**Stated exercise:**
Exactly repeat all the records below, omitting the images they hold.

========

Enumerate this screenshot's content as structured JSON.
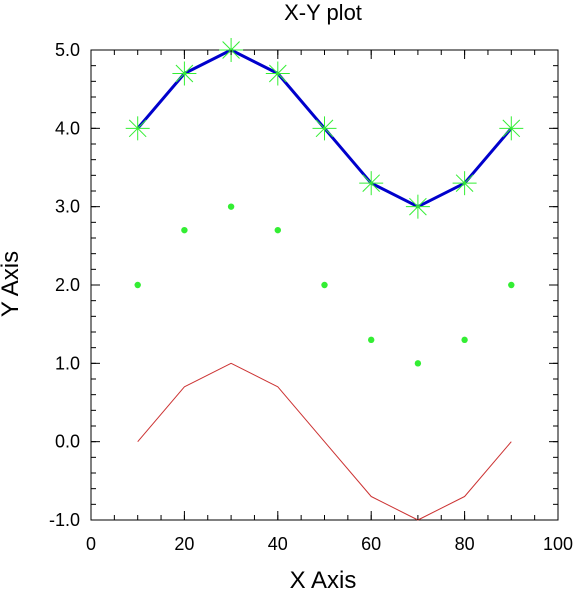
{
  "chart_data": {
    "type": "line",
    "title": "X-Y plot",
    "xlabel": "X Axis",
    "ylabel": "Y Axis",
    "xlim": [
      0,
      100
    ],
    "ylim": [
      -1.0,
      5.0
    ],
    "xticks": [
      0,
      20,
      40,
      60,
      80,
      100
    ],
    "xtick_labels": [
      "0",
      "20",
      "40",
      "60",
      "80",
      "100"
    ],
    "yticks": [
      -1.0,
      0.0,
      1.0,
      2.0,
      3.0,
      4.0,
      5.0
    ],
    "ytick_labels": [
      "-1.0",
      "0.0",
      "1.0",
      "2.0",
      "3.0",
      "4.0",
      "5.0"
    ],
    "grid": false,
    "legend": "none",
    "x": [
      10,
      20,
      30,
      40,
      50,
      60,
      70,
      80,
      90
    ],
    "series": [
      {
        "style": "line+markers",
        "line_color": "#0000cc",
        "marker": "asterisk",
        "marker_color": "#33ee33",
        "values": [
          4.0,
          4.7,
          5.0,
          4.7,
          4.0,
          3.3,
          3.0,
          3.3,
          4.0
        ]
      },
      {
        "style": "markers",
        "marker": "dot",
        "marker_color": "#33ee33",
        "values": [
          2.0,
          2.7,
          3.0,
          2.7,
          2.0,
          1.3,
          1.0,
          1.3,
          2.0
        ]
      },
      {
        "style": "line",
        "line_color": "#cc3333",
        "values": [
          0.0,
          0.7,
          1.0,
          0.7,
          0.0,
          -0.7,
          -1.0,
          -0.7,
          0.0
        ]
      }
    ]
  }
}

========

**Answer in full:**
Enumerate this screenshot's content as structured JSON.
{
  "chart_data": {
    "type": "line",
    "title": "X-Y plot",
    "xlabel": "X Axis",
    "ylabel": "Y Axis",
    "xlim": [
      0,
      100
    ],
    "ylim": [
      -1.0,
      5.0
    ],
    "xticks": [
      0,
      20,
      40,
      60,
      80,
      100
    ],
    "xtick_labels": [
      "0",
      "20",
      "40",
      "60",
      "80",
      "100"
    ],
    "yticks": [
      -1.0,
      0.0,
      1.0,
      2.0,
      3.0,
      4.0,
      5.0
    ],
    "ytick_labels": [
      "-1.0",
      "0.0",
      "1.0",
      "2.0",
      "3.0",
      "4.0",
      "5.0"
    ],
    "grid": false,
    "legend": "none",
    "x": [
      10,
      20,
      30,
      40,
      50,
      60,
      70,
      80,
      90
    ],
    "series": [
      {
        "style": "line+markers",
        "line_color": "#0000cc",
        "marker": "asterisk",
        "marker_color": "#33ee33",
        "values": [
          4.0,
          4.7,
          5.0,
          4.7,
          4.0,
          3.3,
          3.0,
          3.3,
          4.0
        ]
      },
      {
        "style": "markers",
        "marker": "dot",
        "marker_color": "#33ee33",
        "values": [
          2.0,
          2.7,
          3.0,
          2.7,
          2.0,
          1.3,
          1.0,
          1.3,
          2.0
        ]
      },
      {
        "style": "line",
        "line_color": "#cc3333",
        "values": [
          0.0,
          0.7,
          1.0,
          0.7,
          0.0,
          -0.7,
          -1.0,
          -0.7,
          0.0
        ]
      }
    ]
  }
}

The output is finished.